Yes, Woods, then 21, had won three PGA Tour events, and there was avid interest in his first major as a professional. But one year earlier, as an amateur, he had missed the Masters cut. In 1995, he tied for 41st. It was accepted wisdom that grasping the intricate nuances of Augusta National Golf Club would take years. Woods, it was said repeatedly by the tour’s elders, would have to wait.
“That’s how I felt,” Paul Azinger, a 14-year tour veteran in 1997 and the winner of the 1993 P.G.A. Championship, said in an interview last month. “It’s harder than it looks.”
Azinger felt differently after he was paired with Woods in the second round. For the first time, he watched Woods hit a ball with a driver. Azinger, now 62, had never seen a golf shot hang in the air for so long as it rocketed away from the tee.
“I can still see that white ball framed against the dark trees in the distance, then the blue sky and then the green fairway — it was a bullet that seemed to never stop,” Azinger, now an NBC golf analyst, said.
The four days of the 1997 Masters would turn out to be a profound experience for those of us fortunate to be on the grounds at Augusta National, and for 44 million people who watched on television. It set records and broke cultural ground, as Woods became the first nonwhite athlete to win golf’s most tradition-bound event. It permanently reshaped almost every aspect of the game, how it would be broadcast and who might watch, and it was the first globally prominent chapter in the life of a young Black man with a catchy nickname who would soon become one of the most famous and most popular people in the world.

• [Task prompt]:
Answer these questions using the passage about the 1997 Masters, one per line:
(a) Where did Woods finish at the Masters in 1995?
(b) In which round was Azinger paired with Woods?
(c) How many people watched the 1997 Masters on television?

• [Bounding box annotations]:
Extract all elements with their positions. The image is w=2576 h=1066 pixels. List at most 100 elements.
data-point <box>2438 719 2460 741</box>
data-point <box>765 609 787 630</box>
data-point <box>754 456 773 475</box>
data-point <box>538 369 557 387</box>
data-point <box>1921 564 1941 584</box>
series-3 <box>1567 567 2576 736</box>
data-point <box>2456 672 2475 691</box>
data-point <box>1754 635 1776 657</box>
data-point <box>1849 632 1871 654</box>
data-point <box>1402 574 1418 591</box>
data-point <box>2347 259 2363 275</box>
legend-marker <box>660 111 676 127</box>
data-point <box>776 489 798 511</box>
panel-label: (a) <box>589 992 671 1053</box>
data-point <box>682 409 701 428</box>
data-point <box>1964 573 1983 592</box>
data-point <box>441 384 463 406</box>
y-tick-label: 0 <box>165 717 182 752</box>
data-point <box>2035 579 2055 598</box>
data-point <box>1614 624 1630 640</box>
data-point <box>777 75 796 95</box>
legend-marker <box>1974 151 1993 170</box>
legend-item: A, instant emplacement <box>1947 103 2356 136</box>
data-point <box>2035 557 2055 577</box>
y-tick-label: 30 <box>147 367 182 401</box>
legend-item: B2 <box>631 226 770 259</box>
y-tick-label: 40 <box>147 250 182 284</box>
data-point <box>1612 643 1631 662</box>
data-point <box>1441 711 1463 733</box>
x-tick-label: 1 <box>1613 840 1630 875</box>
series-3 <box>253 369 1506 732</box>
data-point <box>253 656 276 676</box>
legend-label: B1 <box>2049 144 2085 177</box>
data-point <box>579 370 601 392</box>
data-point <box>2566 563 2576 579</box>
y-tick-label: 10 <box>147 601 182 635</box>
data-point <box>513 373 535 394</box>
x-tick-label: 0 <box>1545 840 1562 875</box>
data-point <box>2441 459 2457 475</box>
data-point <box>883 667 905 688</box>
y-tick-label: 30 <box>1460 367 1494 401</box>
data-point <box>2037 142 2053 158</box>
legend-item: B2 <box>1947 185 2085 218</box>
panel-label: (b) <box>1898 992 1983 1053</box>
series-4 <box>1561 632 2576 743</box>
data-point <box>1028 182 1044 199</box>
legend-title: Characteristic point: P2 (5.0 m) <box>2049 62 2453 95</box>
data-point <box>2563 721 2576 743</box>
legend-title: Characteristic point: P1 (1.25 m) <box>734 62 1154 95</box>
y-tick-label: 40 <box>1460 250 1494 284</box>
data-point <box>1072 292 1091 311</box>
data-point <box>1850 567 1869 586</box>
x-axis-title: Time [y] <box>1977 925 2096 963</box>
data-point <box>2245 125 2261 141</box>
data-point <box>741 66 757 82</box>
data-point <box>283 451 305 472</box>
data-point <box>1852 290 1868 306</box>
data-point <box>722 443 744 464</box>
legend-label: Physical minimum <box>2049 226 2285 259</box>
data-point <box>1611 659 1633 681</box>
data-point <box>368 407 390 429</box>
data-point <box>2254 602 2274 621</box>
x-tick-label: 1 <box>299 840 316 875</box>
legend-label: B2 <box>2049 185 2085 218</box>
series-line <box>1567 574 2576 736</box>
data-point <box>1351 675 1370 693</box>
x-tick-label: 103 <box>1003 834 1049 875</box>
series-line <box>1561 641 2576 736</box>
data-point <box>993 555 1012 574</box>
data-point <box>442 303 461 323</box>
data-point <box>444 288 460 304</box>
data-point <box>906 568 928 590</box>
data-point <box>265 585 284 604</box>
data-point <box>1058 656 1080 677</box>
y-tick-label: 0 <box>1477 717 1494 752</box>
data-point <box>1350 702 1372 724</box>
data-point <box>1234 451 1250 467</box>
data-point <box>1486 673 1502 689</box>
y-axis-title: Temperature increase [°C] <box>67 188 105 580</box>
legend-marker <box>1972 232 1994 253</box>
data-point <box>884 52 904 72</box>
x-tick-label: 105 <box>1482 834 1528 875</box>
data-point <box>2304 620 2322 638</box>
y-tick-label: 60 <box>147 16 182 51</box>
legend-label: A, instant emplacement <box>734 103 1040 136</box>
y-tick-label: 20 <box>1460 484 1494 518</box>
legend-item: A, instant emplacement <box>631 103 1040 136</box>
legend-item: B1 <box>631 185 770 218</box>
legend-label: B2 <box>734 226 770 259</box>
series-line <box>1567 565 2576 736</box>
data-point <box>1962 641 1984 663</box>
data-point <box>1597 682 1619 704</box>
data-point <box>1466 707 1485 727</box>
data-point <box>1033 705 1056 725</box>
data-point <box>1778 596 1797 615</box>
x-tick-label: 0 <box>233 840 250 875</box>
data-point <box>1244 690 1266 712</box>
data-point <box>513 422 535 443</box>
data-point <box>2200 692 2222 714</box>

• [Task solution]:
(a) He tied for 41st.
(b) The second round.
(c) 44 million.